(Figure data in JSON)
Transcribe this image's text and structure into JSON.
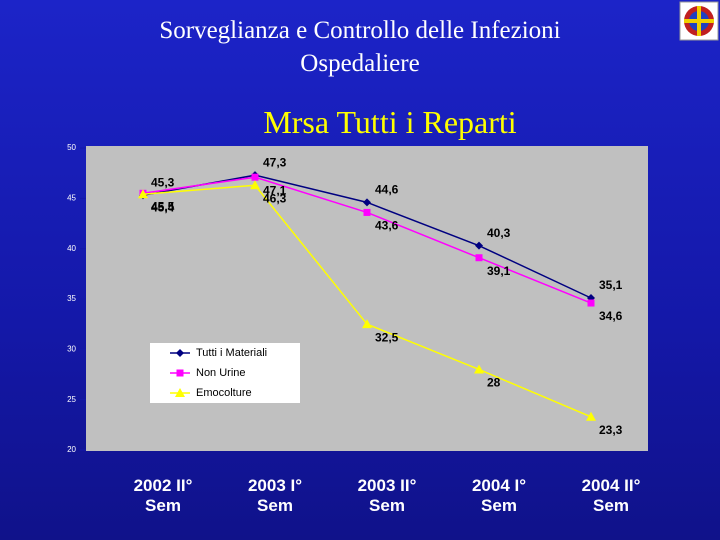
{
  "slide_title": "Sorveglianza e Controllo delle Infezioni Ospedaliere",
  "chart_data": {
    "type": "line",
    "title": "Mrsa Tutti i Reparti",
    "categories": [
      "2002 II° Sem",
      "2003 I° Sem",
      "2003 II° Sem",
      "2004 I° Sem",
      "2004 II° Sem"
    ],
    "series": [
      {
        "name": "Tutti i Materiali",
        "color": "#000080",
        "marker": "diamond",
        "values": [
          45.3,
          47.3,
          44.6,
          40.3,
          35.1
        ],
        "value_labels": [
          "45,3",
          "47,3",
          "44,6",
          "40,3",
          "35,1"
        ]
      },
      {
        "name": "Non Urine",
        "color": "#ff00ff",
        "marker": "square",
        "values": [
          45.5,
          47.1,
          43.6,
          39.1,
          34.6
        ],
        "value_labels": [
          "45,5",
          "47,1",
          "43,6",
          "39,1",
          "34,6"
        ]
      },
      {
        "name": "Emocolture",
        "color": "#ffff00",
        "marker": "triangle",
        "values": [
          45.4,
          46.3,
          32.5,
          28,
          23.3
        ],
        "value_labels": [
          "45,4",
          "46,3",
          "32,5",
          "28",
          "23,3"
        ]
      }
    ],
    "ylim": [
      20,
      50
    ],
    "yticks": [
      20,
      25,
      30,
      35,
      40,
      45,
      50
    ]
  }
}
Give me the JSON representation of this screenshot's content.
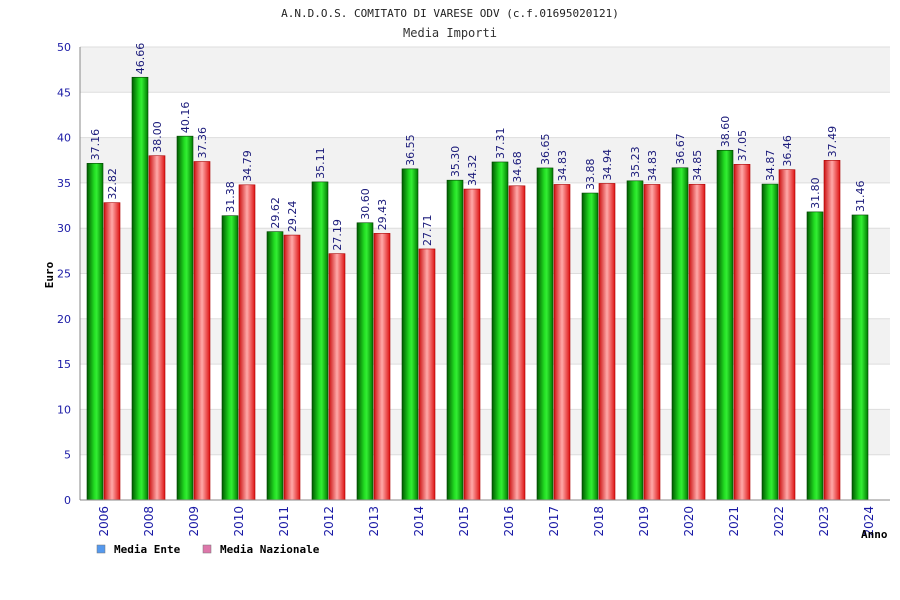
{
  "chart_data": {
    "type": "bar",
    "title": "A.N.D.O.S. COMITATO DI VARESE ODV (c.f.01695020121)",
    "subtitle": "Media Importi",
    "xlabel": "Anno",
    "ylabel": "Euro",
    "ylim": [
      0,
      50
    ],
    "yticks": [
      "0",
      "5",
      "10",
      "15",
      "20",
      "25",
      "30",
      "35",
      "40",
      "45",
      "50"
    ],
    "grid": true,
    "legend_position": "bottom-left",
    "categories": [
      "2006",
      "2008",
      "2009",
      "2010",
      "2011",
      "2012",
      "2013",
      "2014",
      "2015",
      "2016",
      "2017",
      "2018",
      "2019",
      "2020",
      "2021",
      "2022",
      "2023",
      "2024"
    ],
    "series": [
      {
        "name": "Media Ente",
        "color": "#00c000",
        "legend_color": "#5599ee",
        "values": [
          37.16,
          46.66,
          40.16,
          31.38,
          29.62,
          35.11,
          30.6,
          36.55,
          35.3,
          37.31,
          36.65,
          33.88,
          35.23,
          36.67,
          38.6,
          34.87,
          31.8,
          31.46
        ],
        "labels": [
          "37.16",
          "46.66",
          "40.16",
          "31.38",
          "29.62",
          "35.11",
          "30.60",
          "36.55",
          "35.30",
          "37.31",
          "36.65",
          "33.88",
          "35.23",
          "36.67",
          "38.60",
          "34.87",
          "31.80",
          "31.46"
        ]
      },
      {
        "name": "Media Nazionale",
        "color": "#ee2222",
        "legend_color": "#dd77aa",
        "values": [
          32.82,
          38.0,
          37.36,
          34.79,
          29.24,
          27.19,
          29.43,
          27.71,
          34.32,
          34.68,
          34.83,
          34.94,
          34.83,
          34.85,
          37.05,
          36.46,
          37.49,
          null
        ],
        "labels": [
          "32.82",
          "38.00",
          "37.36",
          "34.79",
          "29.24",
          "27.19",
          "29.43",
          "27.71",
          "34.32",
          "34.68",
          "34.83",
          "34.94",
          "34.83",
          "34.85",
          "37.05",
          "36.46",
          "37.49",
          null
        ]
      }
    ]
  }
}
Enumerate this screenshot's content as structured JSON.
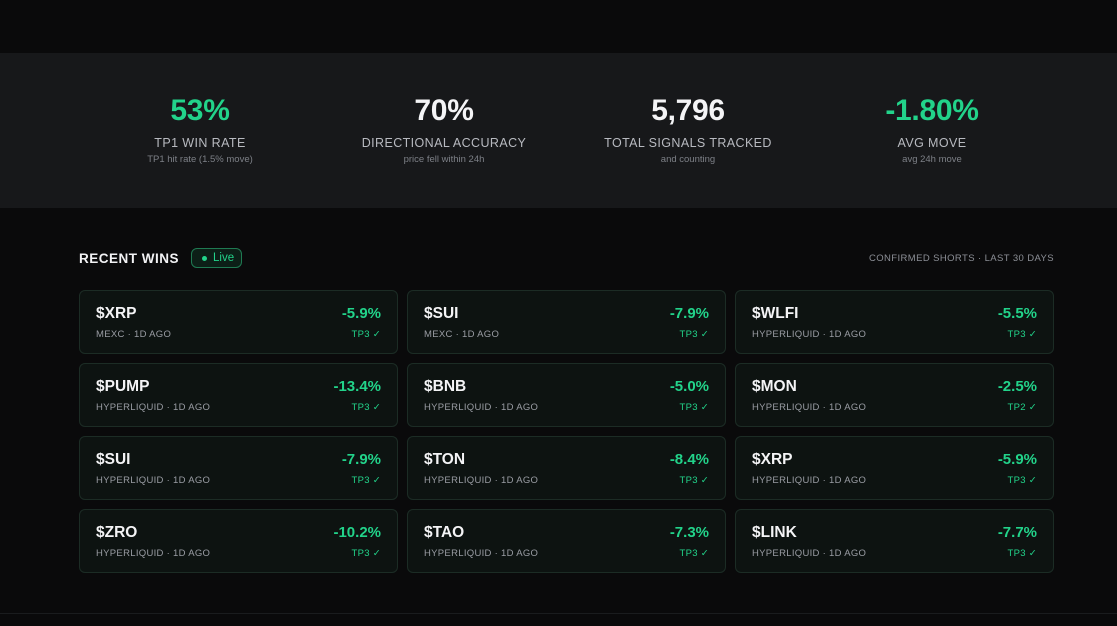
{
  "stats": [
    {
      "value": "53%",
      "label": "TP1 WIN RATE",
      "sub": "TP1 hit rate (1.5% move)",
      "color": "#22d38a"
    },
    {
      "value": "70%",
      "label": "DIRECTIONAL ACCURACY",
      "sub": "price fell within 24h",
      "color": "#f4f4f6"
    },
    {
      "value": "5,796",
      "label": "TOTAL SIGNALS TRACKED",
      "sub": "and counting",
      "color": "#f4f4f6"
    },
    {
      "value": "-1.80%",
      "label": "AVG MOVE",
      "sub": "avg 24h move",
      "color": "#22d38a"
    }
  ],
  "recent_wins": {
    "title": "RECENT WINS",
    "badge": "Live",
    "meta": "CONFIRMED SHORTS · LAST 30 DAYS",
    "cards": [
      {
        "symbol": "$XRP",
        "exchange": "MEXC · 1D AGO",
        "move": "-5.9%",
        "tp": "TP3 ✓"
      },
      {
        "symbol": "$SUI",
        "exchange": "MEXC · 1D AGO",
        "move": "-7.9%",
        "tp": "TP3 ✓"
      },
      {
        "symbol": "$WLFI",
        "exchange": "HYPERLIQUID · 1D AGO",
        "move": "-5.5%",
        "tp": "TP3 ✓"
      },
      {
        "symbol": "$PUMP",
        "exchange": "HYPERLIQUID · 1D AGO",
        "move": "-13.4%",
        "tp": "TP3 ✓"
      },
      {
        "symbol": "$BNB",
        "exchange": "HYPERLIQUID · 1D AGO",
        "move": "-5.0%",
        "tp": "TP3 ✓"
      },
      {
        "symbol": "$MON",
        "exchange": "HYPERLIQUID · 1D AGO",
        "move": "-2.5%",
        "tp": "TP2 ✓"
      },
      {
        "symbol": "$SUI",
        "exchange": "HYPERLIQUID · 1D AGO",
        "move": "-7.9%",
        "tp": "TP3 ✓"
      },
      {
        "symbol": "$TON",
        "exchange": "HYPERLIQUID · 1D AGO",
        "move": "-8.4%",
        "tp": "TP3 ✓"
      },
      {
        "symbol": "$XRP",
        "exchange": "HYPERLIQUID · 1D AGO",
        "move": "-5.9%",
        "tp": "TP3 ✓"
      },
      {
        "symbol": "$ZRO",
        "exchange": "HYPERLIQUID · 1D AGO",
        "move": "-10.2%",
        "tp": "TP3 ✓"
      },
      {
        "symbol": "$TAO",
        "exchange": "HYPERLIQUID · 1D AGO",
        "move": "-7.3%",
        "tp": "TP3 ✓"
      },
      {
        "symbol": "$LINK",
        "exchange": "HYPERLIQUID · 1D AGO",
        "move": "-7.7%",
        "tp": "TP3 ✓"
      }
    ]
  }
}
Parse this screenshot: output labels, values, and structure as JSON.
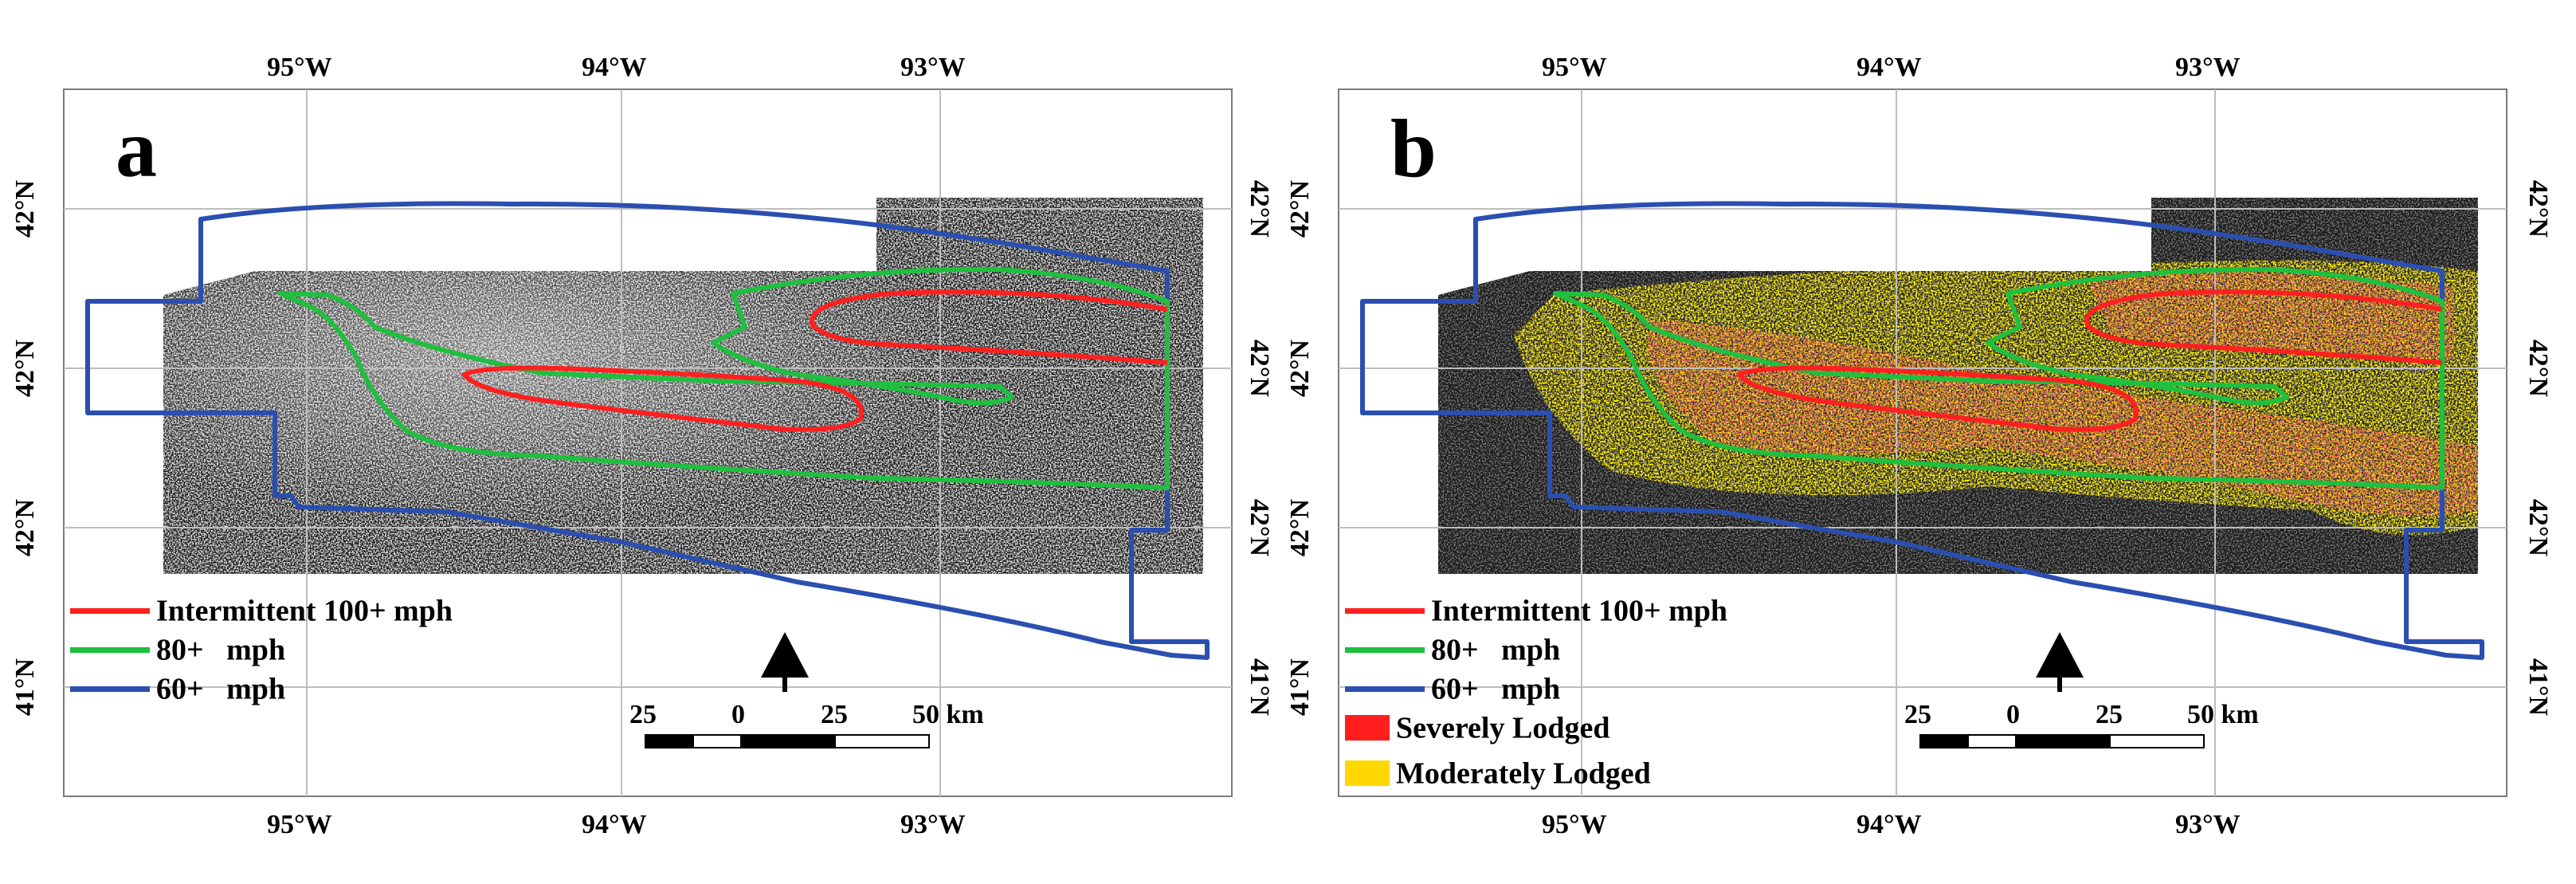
{
  "figure": {
    "panels": [
      {
        "letter": "a",
        "shows_lodging": false
      },
      {
        "letter": "b",
        "shows_lodging": true
      }
    ]
  },
  "axes": {
    "top_ticks": [
      "95°W",
      "94°W",
      "93°W"
    ],
    "bottom_ticks": [
      "95°W",
      "94°W",
      "93°W"
    ],
    "left_ticks": [
      "42°N",
      "42°N",
      "42°N",
      "41°N"
    ],
    "right_ticks": [
      "42°N",
      "42°N",
      "42°N",
      "41°N"
    ]
  },
  "legend": {
    "wind_zones": [
      {
        "label": "Intermittent 100+ mph",
        "color": "#ff2020"
      },
      {
        "label": "80+   mph",
        "color": "#1fbf3f"
      },
      {
        "label": "60+   mph",
        "color": "#2a4fb0"
      }
    ],
    "lodging_classes": [
      {
        "label": "Severely Lodged",
        "color": "#ff1e1e"
      },
      {
        "label": "Moderately Lodged",
        "color": "#ffd700"
      }
    ]
  },
  "scale_bar": {
    "ticks": [
      "25",
      "0",
      "25",
      "50 km"
    ]
  },
  "north_arrow": {
    "icon": "north-arrow-icon"
  },
  "colors": {
    "imagery": "#1b1b1b",
    "gridline": "#bdbdbd",
    "zone_100": "#ff2020",
    "zone_80": "#1fbf3f",
    "zone_60": "#2a4fb0"
  }
}
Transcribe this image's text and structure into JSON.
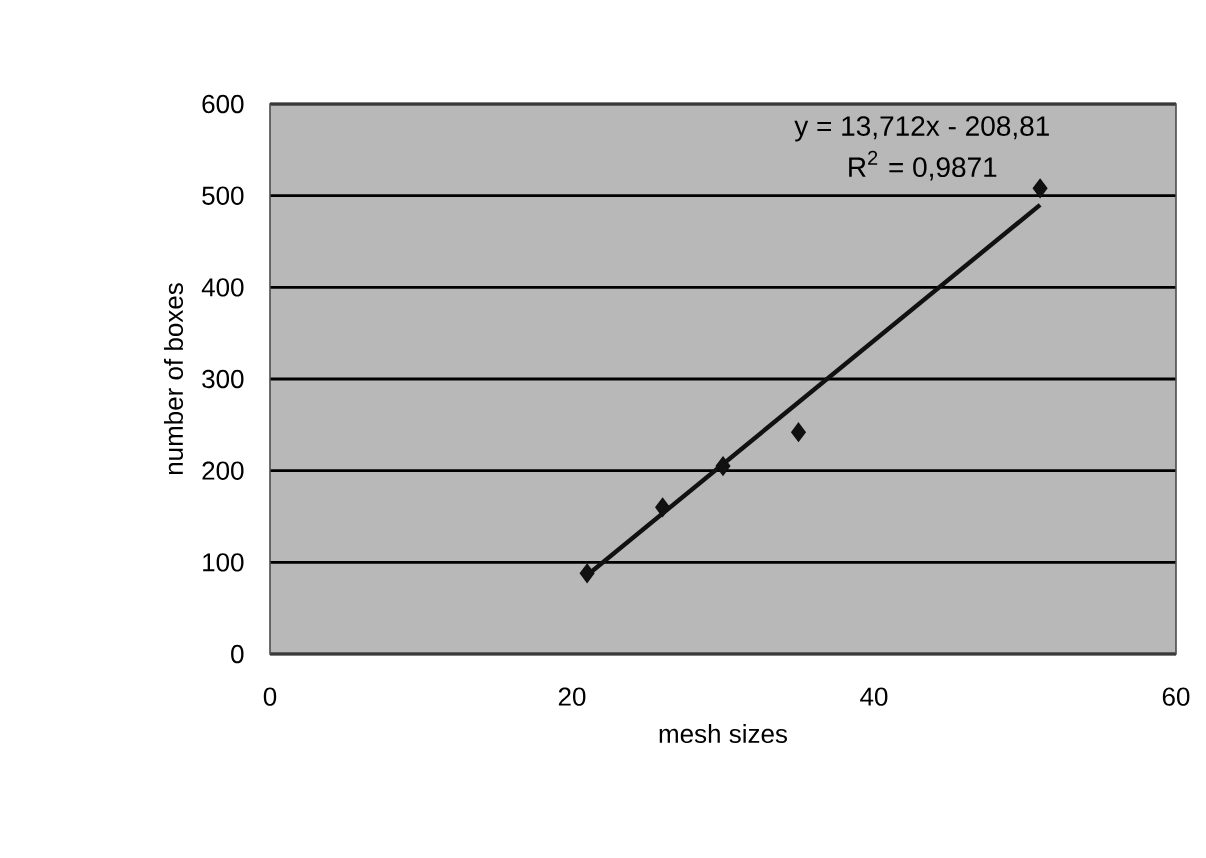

:: Task objective ::
Every record above should come back exactly, but without its pictures.

:: The output ::
Transcribe this image's text and structure into JSON.
{
  "slide_title": "Sorveglianza e Controllo delle Infezioni Ospedaliere",
  "chart_data": {
    "type": "line",
    "title": "Mrsa Tutti i Reparti",
    "categories": [
      "2002 II° Sem",
      "2003 I° Sem",
      "2003 II° Sem",
      "2004 I° Sem",
      "2004 II° Sem"
    ],
    "series": [
      {
        "name": "Tutti i Materiali",
        "color": "#000080",
        "marker": "diamond",
        "values": [
          45.3,
          47.3,
          44.6,
          40.3,
          35.1
        ],
        "value_labels": [
          "45,3",
          "47,3",
          "44,6",
          "40,3",
          "35,1"
        ]
      },
      {
        "name": "Non Urine",
        "color": "#ff00ff",
        "marker": "square",
        "values": [
          45.5,
          47.1,
          43.6,
          39.1,
          34.6
        ],
        "value_labels": [
          "45,5",
          "47,1",
          "43,6",
          "39,1",
          "34,6"
        ]
      },
      {
        "name": "Emocolture",
        "color": "#ffff00",
        "marker": "triangle",
        "values": [
          45.4,
          46.3,
          32.5,
          28,
          23.3
        ],
        "value_labels": [
          "45,4",
          "46,3",
          "32,5",
          "28",
          "23,3"
        ]
      }
    ],
    "ylim": [
      20,
      50
    ],
    "yticks": [
      20,
      25,
      30,
      35,
      40,
      45,
      50
    ]
  }
}
Give me the JSON representation of this screenshot's content.
{
  "chart_data": {
    "type": "bar",
    "title": "A.N.D.O.S. COMITATO DI VARESE ODV (c.f.01695020121)",
    "subtitle": "Media Importi",
    "xlabel": "Anno",
    "ylabel": "Euro",
    "ylim": [
      0,
      50
    ],
    "yticks": [
      "0",
      "5",
      "10",
      "15",
      "20",
      "25",
      "30",
      "35",
      "40",
      "45",
      "50"
    ],
    "grid": true,
    "legend_position": "bottom-left",
    "categories": [
      "2006",
      "2008",
      "2009",
      "2010",
      "2011",
      "2012",
      "2013",
      "2014",
      "2015",
      "2016",
      "2017",
      "2018",
      "2019",
      "2020",
      "2021",
      "2022",
      "2023",
      "2024"
    ],
    "series": [
      {
        "name": "Media Ente",
        "color": "#00c000",
        "legend_color": "#5599ee",
        "values": [
          37.16,
          46.66,
          40.16,
          31.38,
          29.62,
          35.11,
          30.6,
          36.55,
          35.3,
          37.31,
          36.65,
          33.88,
          35.23,
          36.67,
          38.6,
          34.87,
          31.8,
          31.46
        ],
        "labels": [
          "37.16",
          "46.66",
          "40.16",
          "31.38",
          "29.62",
          "35.11",
          "30.60",
          "36.55",
          "35.30",
          "37.31",
          "36.65",
          "33.88",
          "35.23",
          "36.67",
          "38.60",
          "34.87",
          "31.80",
          "31.46"
        ]
      },
      {
        "name": "Media Nazionale",
        "color": "#ee2222",
        "legend_color": "#dd77aa",
        "values": [
          32.82,
          38.0,
          37.36,
          34.79,
          29.24,
          27.19,
          29.43,
          27.71,
          34.32,
          34.68,
          34.83,
          34.94,
          34.83,
          34.85,
          37.05,
          36.46,
          37.49,
          null
        ],
        "labels": [
          "32.82",
          "38.00",
          "37.36",
          "34.79",
          "29.24",
          "27.19",
          "29.43",
          "27.71",
          "34.32",
          "34.68",
          "34.83",
          "34.94",
          "34.83",
          "34.85",
          "37.05",
          "36.46",
          "37.49",
          null
        ]
      }
    ]
  }
}
Enumerate this screenshot's content as structured JSON.
{
  "stats": [
    {
      "value": "53%",
      "label": "TP1 WIN RATE",
      "sub": "TP1 hit rate (1.5% move)",
      "color": "#22d38a"
    },
    {
      "value": "70%",
      "label": "DIRECTIONAL ACCURACY",
      "sub": "price fell within 24h",
      "color": "#f4f4f6"
    },
    {
      "value": "5,796",
      "label": "TOTAL SIGNALS TRACKED",
      "sub": "and counting",
      "color": "#f4f4f6"
    },
    {
      "value": "-1.80%",
      "label": "AVG MOVE",
      "sub": "avg 24h move",
      "color": "#22d38a"
    }
  ],
  "recent_wins": {
    "title": "RECENT WINS",
    "badge": "Live",
    "meta": "CONFIRMED SHORTS · LAST 30 DAYS",
    "cards": [
      {
        "symbol": "$XRP",
        "exchange": "MEXC · 1D AGO",
        "move": "-5.9%",
        "tp": "TP3 ✓"
      },
      {
        "symbol": "$SUI",
        "exchange": "MEXC · 1D AGO",
        "move": "-7.9%",
        "tp": "TP3 ✓"
      },
      {
        "symbol": "$WLFI",
        "exchange": "HYPERLIQUID · 1D AGO",
        "move": "-5.5%",
        "tp": "TP3 ✓"
      },
      {
        "symbol": "$PUMP",
        "exchange": "HYPERLIQUID · 1D AGO",
        "move": "-13.4%",
        "tp": "TP3 ✓"
      },
      {
        "symbol": "$BNB",
        "exchange": "HYPERLIQUID · 1D AGO",
        "move": "-5.0%",
        "tp": "TP3 ✓"
      },
      {
        "symbol": "$MON",
        "exchange": "HYPERLIQUID · 1D AGO",
        "move": "-2.5%",
        "tp": "TP2 ✓"
      },
      {
        "symbol": "$SUI",
        "exchange": "HYPERLIQUID · 1D AGO",
        "move": "-7.9%",
        "tp": "TP3 ✓"
      },
      {
        "symbol": "$TON",
        "exchange": "HYPERLIQUID · 1D AGO",
        "move": "-8.4%",
        "tp": "TP3 ✓"
      },
      {
        "symbol": "$XRP",
        "exchange": "HYPERLIQUID · 1D AGO",
        "move": "-5.9%",
        "tp": "TP3 ✓"
      },
      {
        "symbol": "$ZRO",
        "exchange": "HYPERLIQUID · 1D AGO",
        "move": "-10.2%",
        "tp": "TP3 ✓"
      },
      {
        "symbol": "$TAO",
        "exchange": "HYPERLIQUID · 1D AGO",
        "move": "-7.3%",
        "tp": "TP3 ✓"
      },
      {
        "symbol": "$LINK",
        "exchange": "HYPERLIQUID · 1D AGO",
        "move": "-7.7%",
        "tp": "TP3 ✓"
      }
    ]
  }
}
Parse this screenshot: output labels, values, and structure as JSON.
{
  "figure": {
    "panels": [
      {
        "letter": "a",
        "shows_lodging": false
      },
      {
        "letter": "b",
        "shows_lodging": true
      }
    ]
  },
  "axes": {
    "top_ticks": [
      "95°W",
      "94°W",
      "93°W"
    ],
    "bottom_ticks": [
      "95°W",
      "94°W",
      "93°W"
    ],
    "left_ticks": [
      "42°N",
      "42°N",
      "42°N",
      "41°N"
    ],
    "right_ticks": [
      "42°N",
      "42°N",
      "42°N",
      "41°N"
    ]
  },
  "legend": {
    "wind_zones": [
      {
        "label": "Intermittent 100+ mph",
        "color": "#ff2020"
      },
      {
        "label": "80+   mph",
        "color": "#1fbf3f"
      },
      {
        "label": "60+   mph",
        "color": "#2a4fb0"
      }
    ],
    "lodging_classes": [
      {
        "label": "Severely Lodged",
        "color": "#ff1e1e"
      },
      {
        "label": "Moderately Lodged",
        "color": "#ffd700"
      }
    ]
  },
  "scale_bar": {
    "ticks": [
      "25",
      "0",
      "25",
      "50 km"
    ]
  },
  "north_arrow": {
    "icon": "north-arrow-icon"
  },
  "colors": {
    "imagery": "#1b1b1b",
    "gridline": "#bdbdbd",
    "zone_100": "#ff2020",
    "zone_80": "#1fbf3f",
    "zone_60": "#2a4fb0"
  }
}
Transcribe this image's text and structure into JSON.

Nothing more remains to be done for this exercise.